::: Listed records :::
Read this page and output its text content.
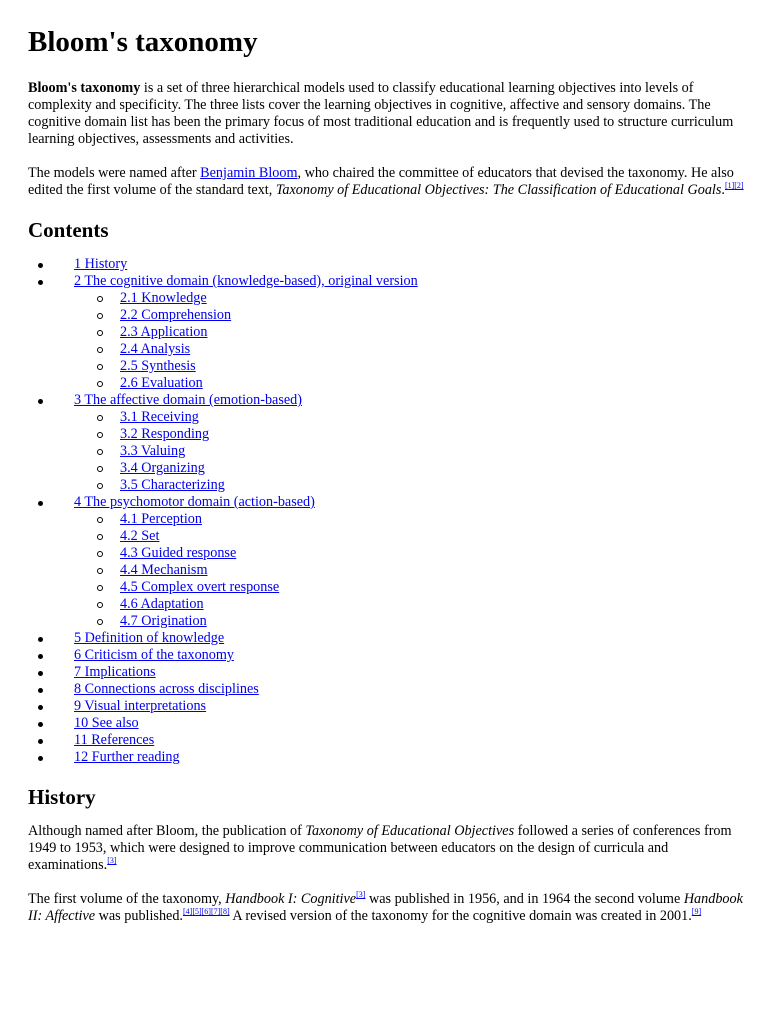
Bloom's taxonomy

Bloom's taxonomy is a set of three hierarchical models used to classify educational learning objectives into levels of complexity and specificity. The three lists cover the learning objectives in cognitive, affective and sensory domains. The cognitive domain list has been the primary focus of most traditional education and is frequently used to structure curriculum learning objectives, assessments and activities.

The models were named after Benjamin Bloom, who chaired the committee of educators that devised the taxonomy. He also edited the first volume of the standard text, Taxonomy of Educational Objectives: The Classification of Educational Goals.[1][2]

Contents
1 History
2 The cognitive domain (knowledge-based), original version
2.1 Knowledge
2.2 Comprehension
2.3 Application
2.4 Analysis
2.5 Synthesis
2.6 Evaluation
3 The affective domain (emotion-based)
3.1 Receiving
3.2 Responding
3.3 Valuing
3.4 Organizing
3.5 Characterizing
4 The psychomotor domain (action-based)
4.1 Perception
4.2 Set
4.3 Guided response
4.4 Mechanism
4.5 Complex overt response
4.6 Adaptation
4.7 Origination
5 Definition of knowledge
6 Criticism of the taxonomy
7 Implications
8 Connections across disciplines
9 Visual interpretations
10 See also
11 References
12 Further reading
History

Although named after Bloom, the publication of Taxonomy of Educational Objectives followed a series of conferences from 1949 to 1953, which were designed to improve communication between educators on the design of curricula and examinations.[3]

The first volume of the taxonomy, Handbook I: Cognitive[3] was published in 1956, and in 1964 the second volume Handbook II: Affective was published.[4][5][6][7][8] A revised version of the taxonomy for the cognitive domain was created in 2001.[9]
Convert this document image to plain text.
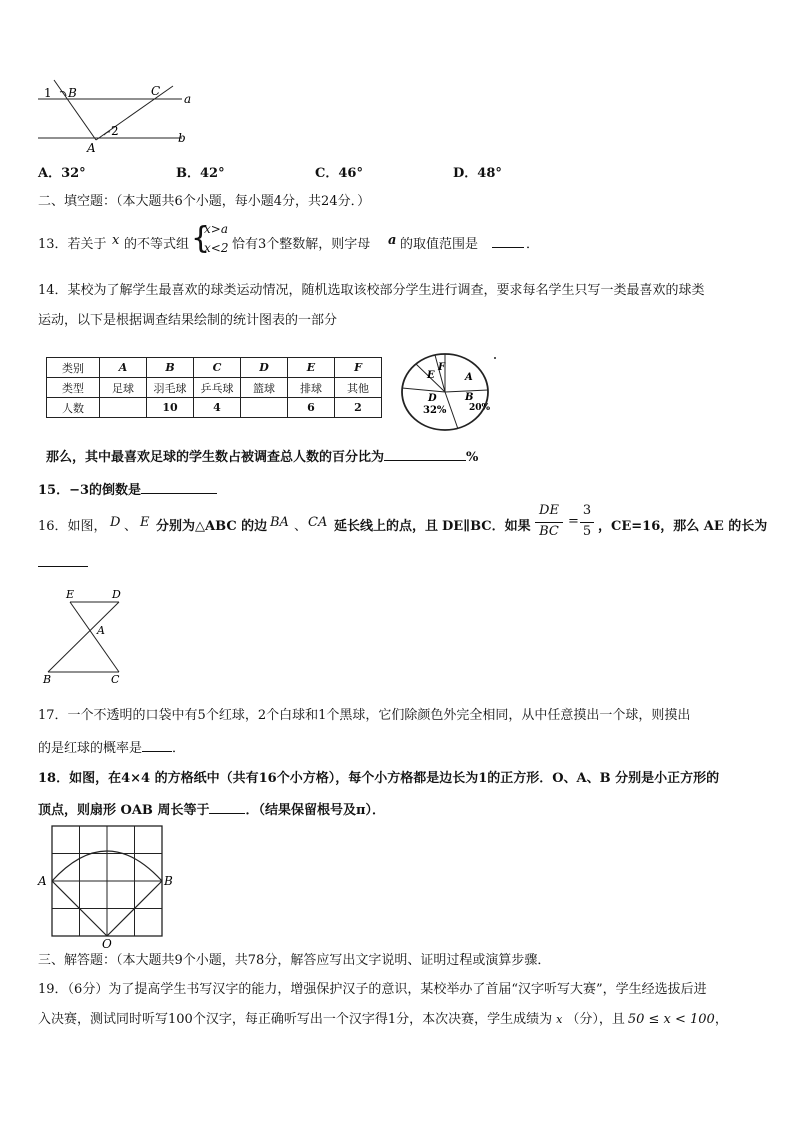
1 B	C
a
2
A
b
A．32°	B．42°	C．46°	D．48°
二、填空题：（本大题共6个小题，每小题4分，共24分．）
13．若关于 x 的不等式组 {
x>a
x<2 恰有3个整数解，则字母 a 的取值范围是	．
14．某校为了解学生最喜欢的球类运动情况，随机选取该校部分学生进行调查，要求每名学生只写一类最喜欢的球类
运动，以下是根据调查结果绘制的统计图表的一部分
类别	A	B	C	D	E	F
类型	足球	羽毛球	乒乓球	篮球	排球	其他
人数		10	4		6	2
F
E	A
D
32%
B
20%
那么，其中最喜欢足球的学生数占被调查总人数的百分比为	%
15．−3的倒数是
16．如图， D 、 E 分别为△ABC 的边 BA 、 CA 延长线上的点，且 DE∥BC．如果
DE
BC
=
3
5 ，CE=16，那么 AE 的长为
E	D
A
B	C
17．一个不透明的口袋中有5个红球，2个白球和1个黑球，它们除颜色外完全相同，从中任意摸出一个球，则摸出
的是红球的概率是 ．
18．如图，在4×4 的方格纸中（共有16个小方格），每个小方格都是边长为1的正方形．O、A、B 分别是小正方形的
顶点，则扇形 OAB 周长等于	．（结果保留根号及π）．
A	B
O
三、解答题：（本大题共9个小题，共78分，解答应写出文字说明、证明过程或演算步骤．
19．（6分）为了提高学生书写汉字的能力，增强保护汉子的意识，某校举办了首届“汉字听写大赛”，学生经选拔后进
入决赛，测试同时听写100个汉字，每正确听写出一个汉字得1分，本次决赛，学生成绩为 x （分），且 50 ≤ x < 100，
:::
::: Listed records :::
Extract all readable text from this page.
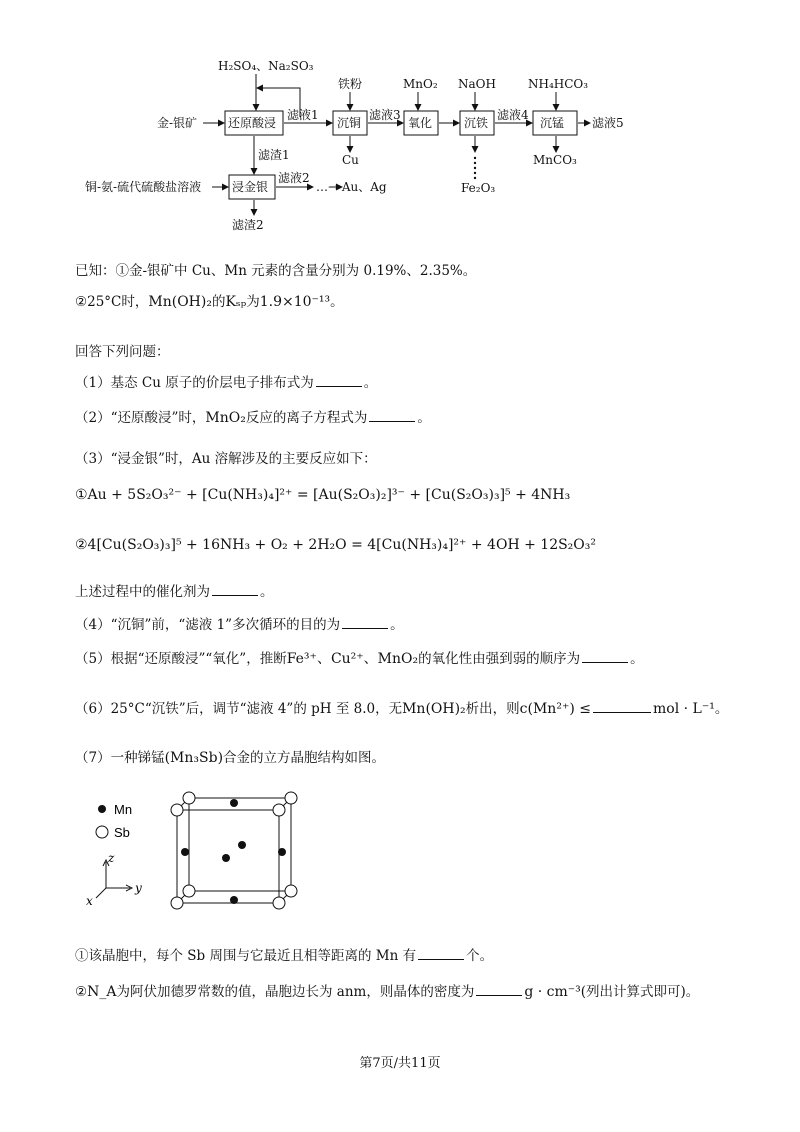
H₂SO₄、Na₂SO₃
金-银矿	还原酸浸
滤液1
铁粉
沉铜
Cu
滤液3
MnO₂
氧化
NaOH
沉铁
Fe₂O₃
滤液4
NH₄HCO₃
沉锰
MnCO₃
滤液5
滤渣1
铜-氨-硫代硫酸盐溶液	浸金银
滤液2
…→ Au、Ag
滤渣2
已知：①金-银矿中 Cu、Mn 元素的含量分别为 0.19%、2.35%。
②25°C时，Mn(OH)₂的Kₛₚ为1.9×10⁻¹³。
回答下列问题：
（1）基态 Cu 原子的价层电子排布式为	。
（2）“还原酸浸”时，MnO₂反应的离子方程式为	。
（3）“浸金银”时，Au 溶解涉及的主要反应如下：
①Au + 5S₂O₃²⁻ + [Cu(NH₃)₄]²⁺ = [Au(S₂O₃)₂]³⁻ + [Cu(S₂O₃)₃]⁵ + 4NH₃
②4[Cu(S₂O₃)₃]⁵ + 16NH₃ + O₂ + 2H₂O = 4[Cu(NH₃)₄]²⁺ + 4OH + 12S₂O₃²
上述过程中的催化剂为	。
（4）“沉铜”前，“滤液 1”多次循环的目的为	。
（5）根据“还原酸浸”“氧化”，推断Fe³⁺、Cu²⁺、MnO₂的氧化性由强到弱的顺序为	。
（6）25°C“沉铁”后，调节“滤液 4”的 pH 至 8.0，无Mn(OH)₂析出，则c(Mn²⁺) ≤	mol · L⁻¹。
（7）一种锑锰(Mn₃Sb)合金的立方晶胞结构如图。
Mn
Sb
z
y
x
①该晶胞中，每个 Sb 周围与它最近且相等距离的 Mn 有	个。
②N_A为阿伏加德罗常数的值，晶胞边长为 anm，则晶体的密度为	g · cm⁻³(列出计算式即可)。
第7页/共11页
:::
::: Listed records :::
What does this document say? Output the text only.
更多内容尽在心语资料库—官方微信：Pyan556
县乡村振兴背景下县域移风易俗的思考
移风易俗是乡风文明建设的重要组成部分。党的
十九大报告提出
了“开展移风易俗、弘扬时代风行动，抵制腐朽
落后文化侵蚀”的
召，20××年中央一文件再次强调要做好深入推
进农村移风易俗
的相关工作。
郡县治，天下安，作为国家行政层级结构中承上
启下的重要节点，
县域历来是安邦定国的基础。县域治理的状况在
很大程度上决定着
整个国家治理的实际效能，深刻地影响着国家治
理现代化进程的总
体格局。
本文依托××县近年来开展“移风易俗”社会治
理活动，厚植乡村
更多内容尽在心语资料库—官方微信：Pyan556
:::
What you have to do:
Only lines that contain the word "from" are wanted; copy each of them.

Response to the exercise:
Although named after Bloom, the publication of Taxonomy of Educational Objectives followed a series of conferences from 1949 to 1953, which were designed to improve communication between educators on the design of curricula and examinations.[3]
Extract all readable text from this page.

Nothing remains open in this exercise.